INSTRUCTIONS
(a) Copy the passage of the guitar build thread from "Then after a" to "will work fine.".
(b) Write the next part of the guitar build thread, picking up right after its last line.

QUOTED PASSAGE

————

I don't have much left before I can finish this bad boy. My to do list is pretty small:
Still need to:
-Sand the body sides to clean up glue squeeze out
-Get binding on the body
-1/2" roundover on the back
-Carve the contours
-Shape the neck
-Inlay my headstock logo

I should start testing my finish ideas on scrap when I have some time.


----------



## StarbardGuitar (Jun 21, 2015)

Filed the fret ends.





Thinned out the neck. There is a spot around the 4th or 5th fret where when I originally cut with my jigsaw it got too close, but that'll be taken care of when I shape the neck so that's fine. I routed the back of the neck after sawing it to get it flat. Still need to work on the volute, but I think I'll work on that while I'm also working on the heel transition.





Routed the 1/2" roundover on the back of the body. I don't bother sanding at this stage so that's why there's still router burn. I always wait and do the sanding all at once so I don't have to go over one spot multiple times, since I'm bound to scratch it up while I'm working on it anyway.





I also routed for the body binding. Got as close as I could to the neck then filed/chiseled the transition of the binding channel into the neck. I also wanted some sort of arm contour though I don't have a way of doing binding around an arm contour so that it follows it and routes the correct depth (like this - https://www.youtube.com/watch?v=ilF8Vq5yRjU). I also personally don't like the look of the arm contours that BM's have so I just put enough of a contour to take the hard edge off so it's more comfortable. What I like about this is that the front will still look the same as it did.





Bent the binding around the body and got it taped up. I'll finish that tomorrow. Looks like all I have left to do now is the headstock inlay, contours, and the neck shaping.


----------



## Blue1970Cutlass (Jun 22, 2015)

This is turning out really well!

The Schecter Tempest is one of my favorite shapes so this is right up my alley


----------



## StarbardGuitar (Jun 22, 2015)

Blue1970Cutlass said:


> This is turning out really well!
> 
> The Schecter Tempest is one of my favorite shapes so this is right up my alley



Thank you!  The tempest shape definitely grew on me the more I saw them, and now they are one of my favorite body shapes too. It definitely looks good as a single-cutaway guitar too - I'm surprised Schecter never tried that. If I ever build another guitar like this, I think I'll do a carved top. That would look great seeing how curvy the guitar already is.


----------



## StarbardGuitar (Jun 24, 2015)

Scraped the binding flush, and here you can see how the binding around my small arm contour looks. It is surprisingly a lot more comfortable for being a very small contour.





Thinned out the neck just a little more, it was still a little too thick. Also got the belly contour roughed in.





Started shaping the neck, this is right when I roughed in the initial shape with the rasp.





Then after a lot more work, and rough sanded with 80 grit.





Just a picture appreciating the beauty of a neck-thru. No neck plate, no screws, no bulky neck joint...  





Also got the jack route done. This is the jack location I used on my last build, and I really liked it so I tried it on this one. It was a bit harder but will work fine.


----------



## pel (Jun 24, 2015)

very nice.


----------



## Blue1970Cutlass (Jun 26, 2015)

Interesting jack placement / design, kind of a cool touch


----------



## Taylor (Jun 26, 2015)

————

EXCERPTED RECORDS
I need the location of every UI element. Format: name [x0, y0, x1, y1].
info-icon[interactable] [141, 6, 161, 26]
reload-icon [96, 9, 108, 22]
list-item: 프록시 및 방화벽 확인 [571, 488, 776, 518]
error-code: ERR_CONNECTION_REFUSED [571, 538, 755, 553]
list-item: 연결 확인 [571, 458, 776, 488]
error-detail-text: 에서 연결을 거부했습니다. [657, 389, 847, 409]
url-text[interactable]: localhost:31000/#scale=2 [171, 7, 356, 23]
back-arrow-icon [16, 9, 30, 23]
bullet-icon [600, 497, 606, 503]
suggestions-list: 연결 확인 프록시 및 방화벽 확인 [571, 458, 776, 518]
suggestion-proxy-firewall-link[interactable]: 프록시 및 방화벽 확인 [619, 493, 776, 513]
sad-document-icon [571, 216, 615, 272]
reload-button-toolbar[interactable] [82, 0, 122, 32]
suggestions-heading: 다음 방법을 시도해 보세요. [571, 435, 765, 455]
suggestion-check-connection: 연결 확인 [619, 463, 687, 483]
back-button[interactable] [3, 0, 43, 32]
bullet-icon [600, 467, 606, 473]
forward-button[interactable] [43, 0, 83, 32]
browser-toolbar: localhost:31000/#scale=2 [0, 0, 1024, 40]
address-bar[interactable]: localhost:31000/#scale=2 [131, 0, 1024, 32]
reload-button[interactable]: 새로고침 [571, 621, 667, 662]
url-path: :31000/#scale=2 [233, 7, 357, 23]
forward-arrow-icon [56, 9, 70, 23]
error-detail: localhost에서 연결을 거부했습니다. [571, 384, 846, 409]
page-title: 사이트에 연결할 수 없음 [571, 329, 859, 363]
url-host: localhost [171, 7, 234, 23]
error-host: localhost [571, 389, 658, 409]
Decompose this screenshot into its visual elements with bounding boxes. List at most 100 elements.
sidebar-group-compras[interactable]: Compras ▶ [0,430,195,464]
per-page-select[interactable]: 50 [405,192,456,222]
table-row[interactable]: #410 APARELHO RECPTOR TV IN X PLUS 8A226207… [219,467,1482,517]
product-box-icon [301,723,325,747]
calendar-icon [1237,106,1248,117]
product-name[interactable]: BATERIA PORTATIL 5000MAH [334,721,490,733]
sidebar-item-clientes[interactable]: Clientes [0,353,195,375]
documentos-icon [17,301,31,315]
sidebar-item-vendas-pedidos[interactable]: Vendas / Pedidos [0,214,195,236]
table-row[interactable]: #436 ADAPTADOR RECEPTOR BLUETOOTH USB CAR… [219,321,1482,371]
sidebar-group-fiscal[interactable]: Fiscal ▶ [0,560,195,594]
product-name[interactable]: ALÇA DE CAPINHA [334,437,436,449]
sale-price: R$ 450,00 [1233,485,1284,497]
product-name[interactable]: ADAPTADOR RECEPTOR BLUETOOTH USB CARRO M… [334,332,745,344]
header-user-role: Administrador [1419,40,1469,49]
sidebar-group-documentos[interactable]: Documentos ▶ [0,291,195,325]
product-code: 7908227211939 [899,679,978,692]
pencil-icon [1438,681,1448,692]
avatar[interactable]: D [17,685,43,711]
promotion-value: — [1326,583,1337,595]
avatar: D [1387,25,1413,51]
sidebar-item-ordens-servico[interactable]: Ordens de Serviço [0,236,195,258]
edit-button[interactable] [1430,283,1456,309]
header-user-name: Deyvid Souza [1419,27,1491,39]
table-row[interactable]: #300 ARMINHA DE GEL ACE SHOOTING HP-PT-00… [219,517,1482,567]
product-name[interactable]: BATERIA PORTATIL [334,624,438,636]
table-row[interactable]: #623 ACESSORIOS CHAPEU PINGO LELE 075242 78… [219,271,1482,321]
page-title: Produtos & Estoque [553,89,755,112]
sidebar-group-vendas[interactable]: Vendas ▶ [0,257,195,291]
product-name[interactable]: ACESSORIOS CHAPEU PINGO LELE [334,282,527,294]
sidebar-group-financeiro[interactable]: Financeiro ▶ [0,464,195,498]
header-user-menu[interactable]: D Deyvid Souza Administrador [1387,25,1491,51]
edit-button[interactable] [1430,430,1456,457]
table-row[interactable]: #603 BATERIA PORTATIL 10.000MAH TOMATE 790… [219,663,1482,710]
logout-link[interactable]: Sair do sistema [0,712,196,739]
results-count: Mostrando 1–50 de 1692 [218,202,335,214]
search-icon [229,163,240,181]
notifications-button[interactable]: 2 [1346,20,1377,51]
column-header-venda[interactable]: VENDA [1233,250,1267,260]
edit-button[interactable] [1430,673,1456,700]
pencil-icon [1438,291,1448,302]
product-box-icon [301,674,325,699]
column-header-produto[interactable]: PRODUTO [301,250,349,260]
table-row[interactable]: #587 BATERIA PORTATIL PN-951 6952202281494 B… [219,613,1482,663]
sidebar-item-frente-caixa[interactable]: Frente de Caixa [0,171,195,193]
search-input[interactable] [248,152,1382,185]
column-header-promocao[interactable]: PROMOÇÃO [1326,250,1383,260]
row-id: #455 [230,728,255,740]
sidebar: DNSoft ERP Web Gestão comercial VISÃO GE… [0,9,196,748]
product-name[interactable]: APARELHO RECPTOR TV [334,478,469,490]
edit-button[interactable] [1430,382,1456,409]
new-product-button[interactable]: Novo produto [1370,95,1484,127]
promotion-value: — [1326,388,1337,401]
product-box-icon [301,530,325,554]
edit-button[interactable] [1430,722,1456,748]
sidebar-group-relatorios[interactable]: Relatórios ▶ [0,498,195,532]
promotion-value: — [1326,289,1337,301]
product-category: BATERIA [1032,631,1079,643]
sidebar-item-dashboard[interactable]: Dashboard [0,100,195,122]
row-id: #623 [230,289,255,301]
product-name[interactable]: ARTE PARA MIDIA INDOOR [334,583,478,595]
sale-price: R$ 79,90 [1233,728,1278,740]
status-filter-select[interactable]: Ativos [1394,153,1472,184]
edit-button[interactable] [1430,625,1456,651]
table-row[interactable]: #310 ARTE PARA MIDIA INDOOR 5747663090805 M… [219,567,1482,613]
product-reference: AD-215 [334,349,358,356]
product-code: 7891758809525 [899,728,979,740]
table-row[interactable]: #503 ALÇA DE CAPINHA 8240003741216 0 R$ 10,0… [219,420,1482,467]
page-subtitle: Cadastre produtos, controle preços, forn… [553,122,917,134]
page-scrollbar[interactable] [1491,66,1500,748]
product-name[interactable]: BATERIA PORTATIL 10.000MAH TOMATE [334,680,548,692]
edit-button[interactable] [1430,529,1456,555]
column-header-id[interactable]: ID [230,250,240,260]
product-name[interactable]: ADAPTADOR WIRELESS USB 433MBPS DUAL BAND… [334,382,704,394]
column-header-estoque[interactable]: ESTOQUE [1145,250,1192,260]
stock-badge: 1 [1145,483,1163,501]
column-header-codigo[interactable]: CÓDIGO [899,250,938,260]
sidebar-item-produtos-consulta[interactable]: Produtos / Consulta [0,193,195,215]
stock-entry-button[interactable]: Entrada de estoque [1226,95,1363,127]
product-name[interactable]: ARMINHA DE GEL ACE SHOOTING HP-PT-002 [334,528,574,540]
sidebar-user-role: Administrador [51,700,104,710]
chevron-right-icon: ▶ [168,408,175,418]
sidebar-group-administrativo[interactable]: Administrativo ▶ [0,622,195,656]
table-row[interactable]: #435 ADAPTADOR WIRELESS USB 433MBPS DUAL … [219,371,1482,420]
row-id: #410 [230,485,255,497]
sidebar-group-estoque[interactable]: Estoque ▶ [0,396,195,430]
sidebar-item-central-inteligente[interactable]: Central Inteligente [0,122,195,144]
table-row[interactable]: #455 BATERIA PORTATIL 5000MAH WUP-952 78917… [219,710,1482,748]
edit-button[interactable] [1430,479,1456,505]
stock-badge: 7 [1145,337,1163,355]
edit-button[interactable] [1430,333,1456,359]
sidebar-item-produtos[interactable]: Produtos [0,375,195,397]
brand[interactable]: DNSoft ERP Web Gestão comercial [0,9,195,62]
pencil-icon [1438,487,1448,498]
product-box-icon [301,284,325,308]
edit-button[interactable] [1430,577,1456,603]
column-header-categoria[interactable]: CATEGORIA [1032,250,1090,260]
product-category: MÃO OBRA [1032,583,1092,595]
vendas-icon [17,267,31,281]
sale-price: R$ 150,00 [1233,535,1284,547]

————

ANSWERS FOR THE EXERCISE
(a)
Then after a lot more work, and rough sanded with 80 grit.





Just a picture appreciating the beauty of a neck-thru. No neck plate, no screws, no bulky neck joint...  





Also got the jack route done. This is the jack location I used on my last build, and I really liked it so I tried it on this one. It was a bit harder but will work fine.

(b)
This is starting to stoke my singlecut GAS. Looking fantastic so far!


----------



## StarbardGuitar (Jun 26, 2015)

pel said:


> very nice.





Blue1970Cutlass said:


> Interesting jack placement / design, kind of a cool touch





Taylor said:


> This is starting to stoke my singlecut GAS. Looking fantastic so far!



Thanks guys! @Blue1970Cutlass (nice taste in cars btw, one of my dream cars would have to be a blue 72 Chevelle.) I actually got the idea for that jack placement when I saw a picture years ago somewhere online of an Ibanez that had a strat style jack on the side under the strap button. I thought that was a cool idea, but my designs tend to be too round & curvy to put a strat style jack on the side. So to make it work, I cut a bevel on the side to make a flat spot. I feel like this is a good location because it is easiest to wrap the cable around the strap without bending the cable very much like you would with a strat jack or side jack (without an angled cable).


----------



## StarbardGuitar (Jun 26, 2015)

This will be a rather boring update, but here's where I'm at...

I've been testing stain ideas on scrap offcuts from this build, and I think I will actually go for a different finish than I originally planned on. I'm not very good at doing those rub-in bursts since I've never tried them before. I think if I wanted to achieve the finish I originally planned on it would just have to be a spray burst. But I did get a nice red mahogany stain for the back of the guitar.

You can see the red mahogany on the top, the sides are natural. I also filled the pores with dark brown filler. I think when I actually go to stain the guitar though, I will either add more of the red mahogany stain to the stain/water mix or add just a little brown to darken it up. I would like it just a little darker.





Here's the same test stain on the neck scrap. There's also a coat of clear on top.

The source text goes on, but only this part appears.